Dataset rows of page text:
· · · · · · ·
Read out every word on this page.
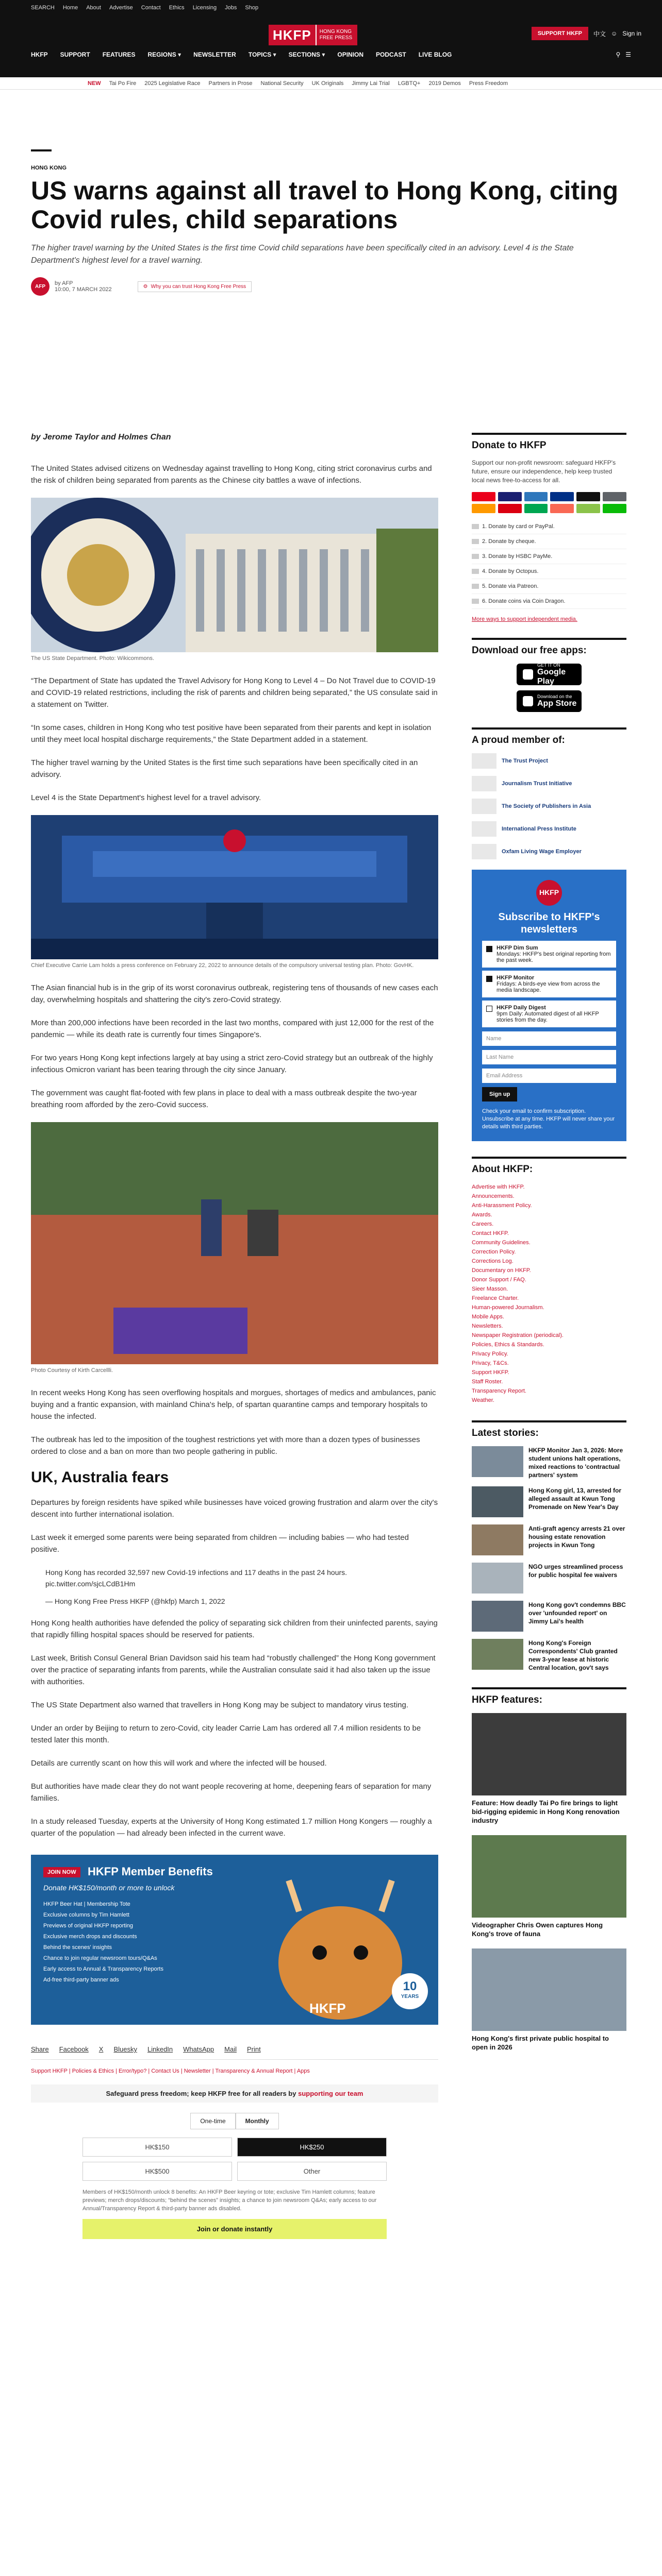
SEARCH Home About Advertise Contact Ethics Licensing Jobs Shop
HKFP	HONG KONG
FREE PRESS
SUPPORT HKFP	中文 ☺ Sign in
HKFP SUPPORT FEATURES REGIONS ▾ NEWSLETTER TOPICS ▾ SECTIONS ▾ OPINION PODCAST LIVE BLOG	⚲ ☰
NEW Tai Po Fire 2025 Legislative Race Partners in Prose National Security UK Originals Jimmy Lai Trial LGBTQ+ 2019 Demos Press Freedom
HONG KONG
US warns against all travel to Hong Kong, citing Covid rules, child separations
The higher travel warning by the United States is the first time Covid child separations have been specifically cited in an advisory. Level 4 is the State Department's highest level for a travel warning.
AFP	by AFP
10:00, 7 MARCH 2022	⚙ Why you can trust Hong Kong Free Press
by Jerome Taylor and Holmes Chan

The United States advised citizens on Wednesday against travelling to Hong Kong, citing strict coronavirus curbs and the risk of children being separated from parents as the Chinese city battles a wave of infections.

The US State Department. Photo: Wikicommons.

“The Department of State has updated the Travel Advisory for Hong Kong to Level 4 – Do Not Travel due to COVID-19 and COVID-19 related restrictions, including the risk of parents and children being separated,” the US consulate said in a statement on Twitter.

“In some cases, children in Hong Kong who test positive have been separated from their parents and kept in isolation until they meet local hospital discharge requirements,” the State Department added in a statement.

The higher travel warning by the United States is the first time such separations have been specifically cited in an advisory.

Level 4 is the State Department's highest level for a travel advisory.

Chief Executive Carrie Lam holds a press conference on February 22, 2022 to announce details of the compulsory universal testing plan. Photo: GovHK.

The Asian financial hub is in the grip of its worst coronavirus outbreak, registering tens of thousands of new cases each day, overwhelming hospitals and shattering the city's zero-Covid strategy.

More than 200,000 infections have been recorded in the last two months, compared with just 12,000 for the rest of the pandemic — while its death rate is currently four times Singapore's.

For two years Hong Kong kept infections largely at bay using a strict zero-Covid strategy but an outbreak of the highly infectious Omicron variant has been tearing through the city since January.

The government was caught flat-footed with few plans in place to deal with a mass outbreak despite the two-year breathing room afforded by the zero-Covid success.

Photo Courtesy of Kirth Carcellli.

In recent weeks Hong Kong has seen overflowing hospitals and morgues, shortages of medics and ambulances, panic buying and a frantic expansion, with mainland China's help, of spartan quarantine camps and temporary hospitals to house the infected.

The outbreak has led to the imposition of the toughest restrictions yet with more than a dozen types of businesses ordered to close and a ban on more than two people gathering in public.

UK, Australia fears

Departures by foreign residents have spiked while businesses have voiced growing frustration and alarm over the city's descent into further international isolation.

Last week it emerged some parents were being separated from children — including babies — who had tested positive.

Hong Kong has recorded 32,597 new Covid-19 infections and 117 deaths in the past 24 hours. pic.twitter.com/sjcLCdB1Hm
— Hong Kong Free Press HKFP (@hkfp) March 1, 2022

Hong Kong health authorities have defended the policy of separating sick children from their uninfected parents, saying that rapidly filling hospital spaces should be reserved for patients.

Last week, British Consul General Brian Davidson said his team had “robustly challenged” the Hong Kong government over the practice of separating infants from parents, while the Australian consulate said it had also taken up the issue with authorities.

The US State Department also warned that travellers in Hong Kong may be subject to mandatory virus testing.

Under an order by Beijing to return to zero-Covid, city leader Carrie Lam has ordered all 7.4 million residents to be tested later this month.

Details are currently scant on how this will work and where the infected will be housed.

But authorities have made clear they do not want people recovering at home, deepening fears of separation for many families.

In a study released Tuesday, experts at the University of Hong Kong estimated 1.7 million Hong Kongers — roughly a quarter of the population — had already been infected in the current wave.

JOIN NOW	HKFP Member Benefits
Donate HK$150/month or more to unlock
HKFP Beer Hat | Membership Tote
Exclusive columns by Tim Hamlett
Previews of original HKFP reporting
Exclusive merch drops and discounts
Behind the scenes' insights
Chance to join regular newsroom tours/Q&As
Early access to Annual & Transparency Reports
Ad-free third-party banner ads	10
YEARS
HKFP
Share Facebook X Bluesky LinkedIn WhatsApp Mail Print
Support HKFP | Policies & Ethics | Error/typo? | Contact Us | Newsletter | Transparency & Annual Report | Apps
Safeguard press freedom; keep HKFP free for all readers by supporting our team
One-time	Monthly
HK$150	HK$250
HK$500	Other
Members of HK$150/month unlock 8 benefits: An HKFP Beer keyring or tote; exclusive Tim Hamlett columns; feature previews; merch drops/discounts; “behind the scenes” insights; a chance to join newsroom Q&As; early access to our Annual/Transparency Report & third-party banner ads disabled.
Join or donate instantly
Donate to HKFP

Support our non-profit newsroom: safeguard HKFP's future, ensure our independence, help keep trusted local news free-to-access for all.

1. Donate by card or PayPal.
2. Donate by cheque.
3. Donate by HSBC PayMe.
4. Donate by Octopus.
5. Donate via Patreon.
6. Donate coins via Coin Dragon.
More ways to support independent media.
Download our free apps:
GET IT ON
Google Play
Download on the
App Store
A proud member of:
The Trust Project
Journalism Trust Initiative
The Society of Publishers in Asia
International Press Institute
Oxfam Living Wage Employer
HKFP
Subscribe to HKFP's newsletters
HKFP Dim Sum
Mondays: HKFP's best original reporting from the past week.
HKFP Monitor
Fridays: A birds-eye view from across the media landscape.
HKFP Daily Digest
9pm Daily: Automated digest of all HKFP stories from the day.
Name
Last Name
Email Address
Sign up
Check your email to confirm subscription. Unsubscribe at any time. HKFP will never share your details with third parties.
About HKFP:
Advertise with HKFP.
Announcements.
Anti-Harassment Policy.
Awards.
Careers.
Contact HKFP.
Community Guidelines.
Correction Policy.
Corrections Log.
Documentary on HKFP.
Donor Support / FAQ.
Sieer Masson.
Freelance Charter.
Human-powered Journalism.
Mobile Apps.
Newsletters.
Newspaper Registration (periodical).
Policies, Ethics & Standards.
Privacy Policy.
Privacy, T&Cs.
Support HKFP.
Staff Roster.
Transparency Report.
Weather.
Latest stories:
HKFP Monitor Jan 3, 2026: More student unions halt operations, mixed reactions to 'contractual partners' system
Hong Kong girl, 13, arrested for alleged assault at Kwun Tong Promenade on New Year's Day
Anti-graft agency arrests 21 over housing estate renovation projects in Kwun Tong
NGO urges streamlined process for public hospital fee waivers
Hong Kong gov't condemns BBC over 'unfounded report' on Jimmy Lai's health
Hong Kong's Foreign Correspondents' Club granted new 3-year lease at historic Central location, gov't says
HKFP features:
Feature: How deadly Tai Po fire brings to light bid-rigging epidemic in Hong Kong renovation industry
Videographer Chris Owen captures Hong Kong's trove of fauna
Hong Kong's first private public hospital to open in 2026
· · · · · · ·
**WORK INSTRUCTION**
Extract all lines from the data in which "Policies" is found.

**WRITTEN ANSWER**
Support HKFP | Policies & Ethics | Error/typo? | Contact Us | Newsletter | Transparency & Annual Report | Apps
Policies, Ethics & Standards.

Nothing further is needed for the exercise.